To do → Reproduce each of the following lines word for word.

--- begin Data to use ---

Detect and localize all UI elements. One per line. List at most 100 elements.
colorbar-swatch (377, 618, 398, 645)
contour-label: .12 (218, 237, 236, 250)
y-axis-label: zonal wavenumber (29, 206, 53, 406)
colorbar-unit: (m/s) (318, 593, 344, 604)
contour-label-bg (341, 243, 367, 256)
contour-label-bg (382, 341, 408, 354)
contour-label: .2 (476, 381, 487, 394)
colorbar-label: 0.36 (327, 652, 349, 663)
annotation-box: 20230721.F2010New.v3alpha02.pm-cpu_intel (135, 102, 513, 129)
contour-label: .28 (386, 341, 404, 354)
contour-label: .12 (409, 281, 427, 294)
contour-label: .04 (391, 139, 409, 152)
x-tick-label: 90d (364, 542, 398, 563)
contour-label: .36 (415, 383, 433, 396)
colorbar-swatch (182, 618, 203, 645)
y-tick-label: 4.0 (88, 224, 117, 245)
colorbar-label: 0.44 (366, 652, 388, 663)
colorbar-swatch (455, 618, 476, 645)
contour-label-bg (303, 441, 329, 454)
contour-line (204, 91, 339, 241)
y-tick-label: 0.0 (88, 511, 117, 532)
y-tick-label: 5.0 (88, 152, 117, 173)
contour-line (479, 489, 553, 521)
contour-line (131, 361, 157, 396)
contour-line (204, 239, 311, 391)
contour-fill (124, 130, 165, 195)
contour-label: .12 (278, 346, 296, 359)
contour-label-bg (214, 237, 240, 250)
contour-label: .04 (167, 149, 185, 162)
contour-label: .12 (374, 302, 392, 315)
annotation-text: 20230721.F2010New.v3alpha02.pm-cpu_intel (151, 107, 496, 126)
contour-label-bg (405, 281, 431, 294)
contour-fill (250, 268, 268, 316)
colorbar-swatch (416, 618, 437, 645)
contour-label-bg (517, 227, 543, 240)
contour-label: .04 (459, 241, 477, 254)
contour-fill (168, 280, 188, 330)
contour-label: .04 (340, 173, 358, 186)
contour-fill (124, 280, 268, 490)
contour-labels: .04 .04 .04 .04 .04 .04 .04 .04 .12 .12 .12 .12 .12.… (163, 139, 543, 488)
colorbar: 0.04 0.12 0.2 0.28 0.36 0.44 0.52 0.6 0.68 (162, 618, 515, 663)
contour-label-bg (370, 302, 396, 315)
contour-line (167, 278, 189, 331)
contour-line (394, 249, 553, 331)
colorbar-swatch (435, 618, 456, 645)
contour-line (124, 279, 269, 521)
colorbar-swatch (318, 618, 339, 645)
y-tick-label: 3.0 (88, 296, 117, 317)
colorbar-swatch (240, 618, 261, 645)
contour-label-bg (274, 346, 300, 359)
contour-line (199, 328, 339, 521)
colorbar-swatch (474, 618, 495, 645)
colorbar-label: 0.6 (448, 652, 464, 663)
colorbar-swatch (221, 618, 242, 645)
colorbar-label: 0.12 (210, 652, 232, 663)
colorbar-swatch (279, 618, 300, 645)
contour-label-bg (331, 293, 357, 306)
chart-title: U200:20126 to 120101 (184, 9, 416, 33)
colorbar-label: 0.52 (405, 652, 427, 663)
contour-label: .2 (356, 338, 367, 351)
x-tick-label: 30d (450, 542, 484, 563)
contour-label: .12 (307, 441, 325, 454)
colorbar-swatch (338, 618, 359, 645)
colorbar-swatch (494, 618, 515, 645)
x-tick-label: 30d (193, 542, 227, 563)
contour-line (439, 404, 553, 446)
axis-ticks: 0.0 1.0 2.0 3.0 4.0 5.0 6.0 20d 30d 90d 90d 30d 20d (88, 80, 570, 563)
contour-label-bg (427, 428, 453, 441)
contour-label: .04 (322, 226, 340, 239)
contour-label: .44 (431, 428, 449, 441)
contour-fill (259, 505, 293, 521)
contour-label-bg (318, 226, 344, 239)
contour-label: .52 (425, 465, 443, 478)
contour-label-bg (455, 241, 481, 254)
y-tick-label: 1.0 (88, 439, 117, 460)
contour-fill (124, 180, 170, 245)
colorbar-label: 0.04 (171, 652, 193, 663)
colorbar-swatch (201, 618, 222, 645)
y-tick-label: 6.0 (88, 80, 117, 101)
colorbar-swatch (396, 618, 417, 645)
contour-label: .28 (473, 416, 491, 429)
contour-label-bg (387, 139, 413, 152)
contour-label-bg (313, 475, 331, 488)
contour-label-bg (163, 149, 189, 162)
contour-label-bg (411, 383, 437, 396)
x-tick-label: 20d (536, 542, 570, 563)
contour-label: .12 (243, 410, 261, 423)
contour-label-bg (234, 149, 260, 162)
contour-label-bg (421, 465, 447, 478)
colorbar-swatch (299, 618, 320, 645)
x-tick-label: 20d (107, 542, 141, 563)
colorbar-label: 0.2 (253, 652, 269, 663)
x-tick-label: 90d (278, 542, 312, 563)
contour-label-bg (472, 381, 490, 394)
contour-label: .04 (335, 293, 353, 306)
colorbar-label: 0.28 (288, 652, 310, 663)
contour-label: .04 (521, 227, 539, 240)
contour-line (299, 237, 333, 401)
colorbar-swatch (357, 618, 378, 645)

--- end Data to use ---

Full solution →
Detect and localize all UI elements. One per line. List at most 100 elements.
colorbar-swatch (377, 618, 398, 645)
contour-label: .12 (218, 237, 236, 250)
y-axis-label: zonal wavenumber (29, 206, 53, 406)
colorbar-unit: (m/s) (318, 593, 344, 604)
contour-label-bg (341, 243, 367, 256)
contour-label-bg (382, 341, 408, 354)
contour-label: .2 (476, 381, 487, 394)
colorbar-label: 0.36 (327, 652, 349, 663)
annotation-box: 20230721.F2010New.v3alpha02.pm-cpu_intel (135, 102, 513, 129)
contour-label: .28 (386, 341, 404, 354)
contour-label: .12 (409, 281, 427, 294)
contour-label: .04 (391, 139, 409, 152)
x-tick-label: 90d (364, 542, 398, 563)
contour-label: .36 (415, 383, 433, 396)
colorbar-swatch (182, 618, 203, 645)
y-tick-label: 4.0 (88, 224, 117, 245)
colorbar-label: 0.44 (366, 652, 388, 663)
colorbar-swatch (455, 618, 476, 645)
contour-label-bg (303, 441, 329, 454)
contour-line (204, 91, 339, 241)
y-tick-label: 0.0 (88, 511, 117, 532)
y-tick-label: 5.0 (88, 152, 117, 173)
contour-line (479, 489, 553, 521)
contour-line (131, 361, 157, 396)
contour-line (204, 239, 311, 391)
contour-fill (124, 130, 165, 195)
contour-label: .12 (278, 346, 296, 359)
contour-label-bg (214, 237, 240, 250)
contour-label: .04 (167, 149, 185, 162)
contour-label: .12 (374, 302, 392, 315)
annotation-text: 20230721.F2010New.v3alpha02.pm-cpu_intel (151, 107, 496, 126)
contour-label-bg (405, 281, 431, 294)
contour-fill (250, 268, 268, 316)
colorbar-swatch (416, 618, 437, 645)
contour-label-bg (517, 227, 543, 240)
contour-label: .04 (459, 241, 477, 254)
contour-fill (168, 280, 188, 330)
contour-label: .04 (340, 173, 358, 186)
contour-fill (124, 280, 268, 490)
contour-labels: .04 .04 .04 .04 .04 .04 .04 .04 .12 .12 .12 .12 .12.… (163, 139, 543, 488)
colorbar: 0.04 0.12 0.2 0.28 0.36 0.44 0.52 0.6 0.68 (162, 618, 515, 663)
contour-label-bg (370, 302, 396, 315)
contour-line (167, 278, 189, 331)
contour-line (394, 249, 553, 331)
colorbar-swatch (435, 618, 456, 645)
contour-line (124, 279, 269, 521)
colorbar-swatch (318, 618, 339, 645)
y-tick-label: 3.0 (88, 296, 117, 317)
colorbar-swatch (240, 618, 261, 645)
contour-label-bg (274, 346, 300, 359)
contour-line (199, 328, 339, 521)
colorbar-swatch (474, 618, 495, 645)
colorbar-label: 0.6 (448, 652, 464, 663)
colorbar-swatch (221, 618, 242, 645)
colorbar-label: 0.12 (210, 652, 232, 663)
colorbar-swatch (279, 618, 300, 645)
contour-label-bg (331, 293, 357, 306)
chart-title: U200:20126 to 120101 (184, 9, 416, 33)
colorbar-label: 0.52 (405, 652, 427, 663)
contour-label: .2 (356, 338, 367, 351)
x-tick-label: 30d (450, 542, 484, 563)
contour-label: .12 (307, 441, 325, 454)
colorbar-swatch (338, 618, 359, 645)
colorbar-swatch (494, 618, 515, 645)
x-tick-label: 30d (193, 542, 227, 563)
contour-line (439, 404, 553, 446)
axis-ticks: 0.0 1.0 2.0 3.0 4.0 5.0 6.0 20d 30d 90d 90d 30d 20d (88, 80, 570, 563)
contour-label-bg (427, 428, 453, 441)
contour-label: .04 (322, 226, 340, 239)
contour-label: .44 (431, 428, 449, 441)
contour-fill (259, 505, 293, 521)
contour-label-bg (318, 226, 344, 239)
contour-label: .52 (425, 465, 443, 478)
contour-label-bg (455, 241, 481, 254)
y-tick-label: 1.0 (88, 439, 117, 460)
contour-fill (124, 180, 170, 245)
colorbar-label: 0.04 (171, 652, 193, 663)
colorbar-swatch (201, 618, 222, 645)
y-tick-label: 6.0 (88, 80, 117, 101)
colorbar-swatch (396, 618, 417, 645)
contour-label: .28 (473, 416, 491, 429)
contour-label-bg (387, 139, 413, 152)
contour-label-bg (313, 475, 331, 488)
contour-label-bg (163, 149, 189, 162)
contour-label-bg (411, 383, 437, 396)
x-tick-label: 20d (536, 542, 570, 563)
contour-label: .12 (243, 410, 261, 423)
contour-label-bg (234, 149, 260, 162)
contour-label-bg (421, 465, 447, 478)
colorbar-swatch (299, 618, 320, 645)
x-tick-label: 20d (107, 542, 141, 563)
colorbar-label: 0.2 (253, 652, 269, 663)
x-tick-label: 90d (278, 542, 312, 563)
contour-label-bg (472, 381, 490, 394)
contour-label: .04 (335, 293, 353, 306)
colorbar-label: 0.28 (288, 652, 310, 663)
contour-label: .04 (521, 227, 539, 240)
contour-line (299, 237, 333, 401)
colorbar-swatch (357, 618, 378, 645)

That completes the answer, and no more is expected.